-- Start of Extracted records --

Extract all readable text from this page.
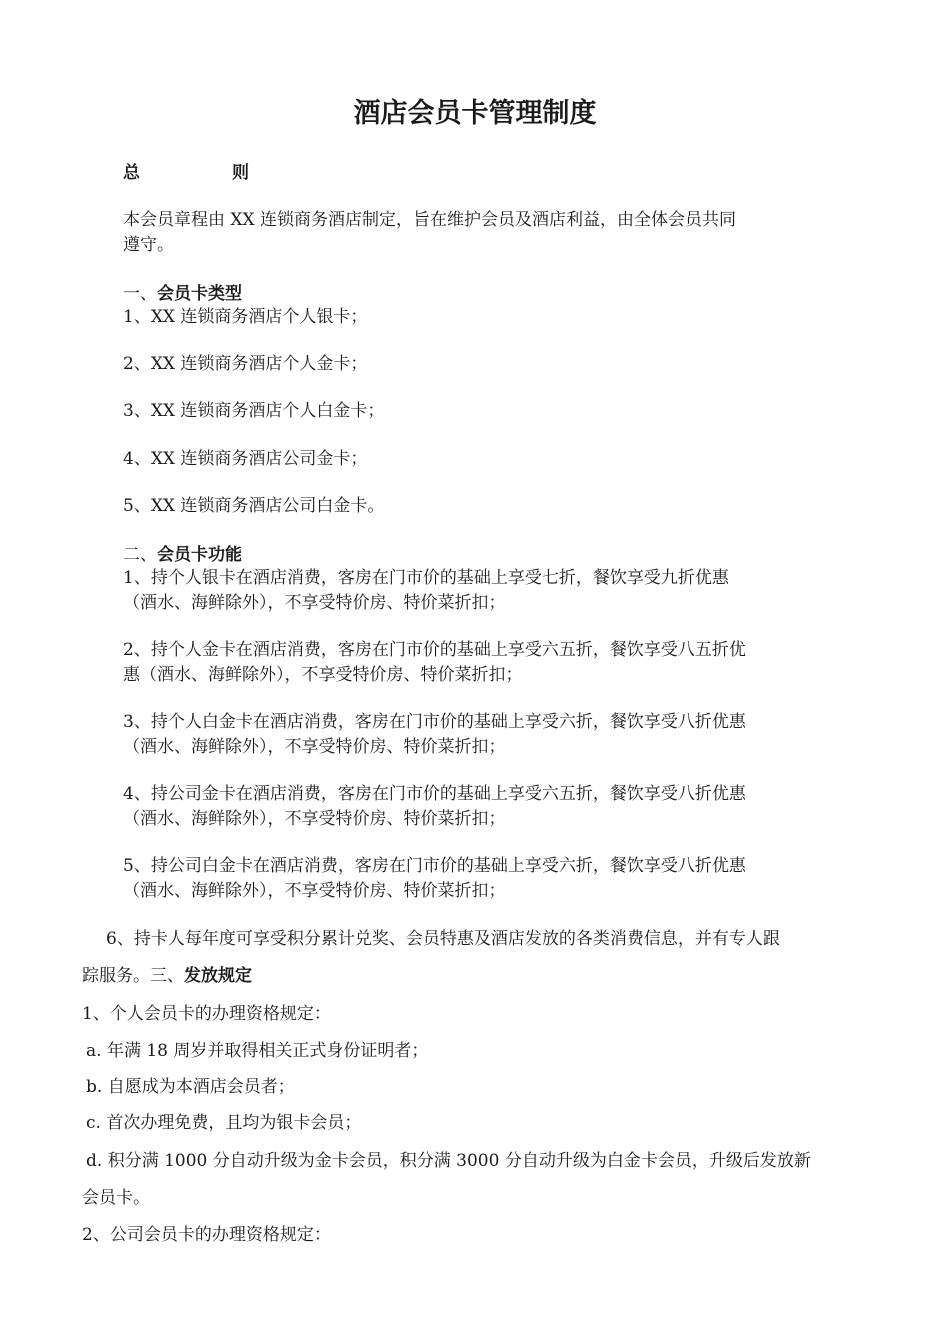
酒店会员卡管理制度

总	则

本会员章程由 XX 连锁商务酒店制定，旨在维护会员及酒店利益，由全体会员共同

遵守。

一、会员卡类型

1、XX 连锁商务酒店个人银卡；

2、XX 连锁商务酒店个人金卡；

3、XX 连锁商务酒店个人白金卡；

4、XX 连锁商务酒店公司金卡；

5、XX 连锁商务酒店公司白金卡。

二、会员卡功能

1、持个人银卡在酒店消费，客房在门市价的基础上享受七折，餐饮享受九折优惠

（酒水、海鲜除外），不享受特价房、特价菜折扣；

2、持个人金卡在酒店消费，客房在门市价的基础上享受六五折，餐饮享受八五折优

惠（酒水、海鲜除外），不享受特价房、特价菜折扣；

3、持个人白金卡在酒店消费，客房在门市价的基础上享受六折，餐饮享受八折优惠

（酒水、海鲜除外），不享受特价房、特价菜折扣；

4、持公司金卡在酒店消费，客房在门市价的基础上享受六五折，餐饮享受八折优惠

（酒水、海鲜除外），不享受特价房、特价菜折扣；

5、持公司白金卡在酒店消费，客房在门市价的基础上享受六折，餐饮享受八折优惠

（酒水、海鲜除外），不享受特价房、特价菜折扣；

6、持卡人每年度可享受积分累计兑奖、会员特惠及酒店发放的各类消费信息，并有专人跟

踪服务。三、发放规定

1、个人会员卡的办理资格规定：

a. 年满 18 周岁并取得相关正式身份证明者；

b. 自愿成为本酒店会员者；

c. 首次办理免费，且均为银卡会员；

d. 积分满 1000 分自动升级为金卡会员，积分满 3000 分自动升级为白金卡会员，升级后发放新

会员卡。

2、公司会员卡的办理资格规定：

-- End of Extracted records --
-- Start of Extracted records --

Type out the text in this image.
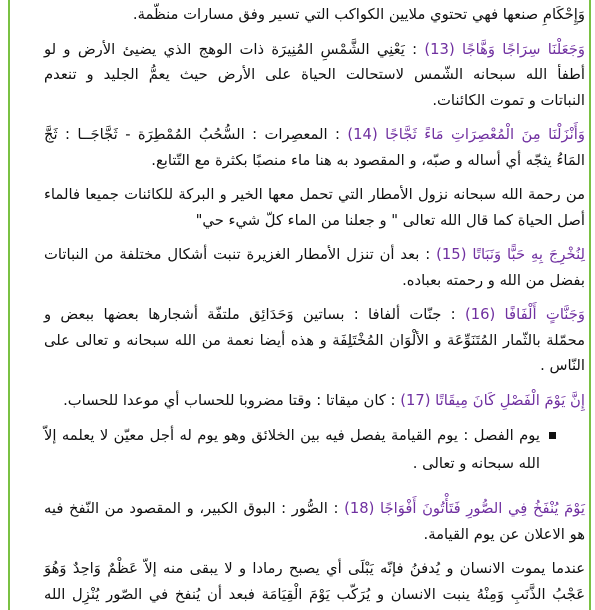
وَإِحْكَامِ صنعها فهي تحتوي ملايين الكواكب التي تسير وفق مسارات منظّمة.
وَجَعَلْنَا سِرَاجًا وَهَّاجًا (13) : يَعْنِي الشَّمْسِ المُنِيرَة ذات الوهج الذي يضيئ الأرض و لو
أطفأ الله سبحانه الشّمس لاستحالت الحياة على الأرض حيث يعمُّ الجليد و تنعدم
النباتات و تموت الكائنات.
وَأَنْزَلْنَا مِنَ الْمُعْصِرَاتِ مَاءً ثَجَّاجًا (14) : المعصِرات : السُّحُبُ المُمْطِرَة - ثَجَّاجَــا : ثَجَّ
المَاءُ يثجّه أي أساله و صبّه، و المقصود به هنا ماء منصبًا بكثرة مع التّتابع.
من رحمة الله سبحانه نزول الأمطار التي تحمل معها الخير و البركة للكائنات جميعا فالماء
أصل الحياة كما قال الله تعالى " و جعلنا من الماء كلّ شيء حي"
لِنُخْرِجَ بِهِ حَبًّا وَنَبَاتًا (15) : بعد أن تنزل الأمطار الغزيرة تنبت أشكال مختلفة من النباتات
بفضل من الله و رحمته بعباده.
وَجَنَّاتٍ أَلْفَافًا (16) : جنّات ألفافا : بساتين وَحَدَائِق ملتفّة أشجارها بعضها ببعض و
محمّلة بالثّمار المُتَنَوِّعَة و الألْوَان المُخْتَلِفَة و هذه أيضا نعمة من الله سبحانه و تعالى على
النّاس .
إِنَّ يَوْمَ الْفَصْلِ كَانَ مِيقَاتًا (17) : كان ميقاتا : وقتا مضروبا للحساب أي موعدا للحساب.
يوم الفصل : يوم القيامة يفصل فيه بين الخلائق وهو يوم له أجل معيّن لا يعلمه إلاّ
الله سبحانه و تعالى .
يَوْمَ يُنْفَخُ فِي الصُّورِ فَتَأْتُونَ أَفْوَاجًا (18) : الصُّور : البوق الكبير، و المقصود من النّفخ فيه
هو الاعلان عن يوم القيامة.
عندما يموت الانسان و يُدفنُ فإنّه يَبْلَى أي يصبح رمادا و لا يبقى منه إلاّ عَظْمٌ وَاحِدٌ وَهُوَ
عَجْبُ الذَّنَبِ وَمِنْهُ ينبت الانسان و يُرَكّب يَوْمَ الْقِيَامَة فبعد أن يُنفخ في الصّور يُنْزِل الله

-- End of Extracted records --

* [Set exercise] Search the listing for the string "الأرض". Copy each line where it turns up.

* [Exercise solution]
وَجَعَلْنَا سِرَاجًا وَهَّاجًا (13) : يَعْنِي الشَّمْسِ المُنِيرَة ذات الوهج الذي يضيئ الأرض و لو
أطفأ الله سبحانه الشّمس لاستحالت الحياة على الأرض حيث يعمُّ الجليد و تنعدم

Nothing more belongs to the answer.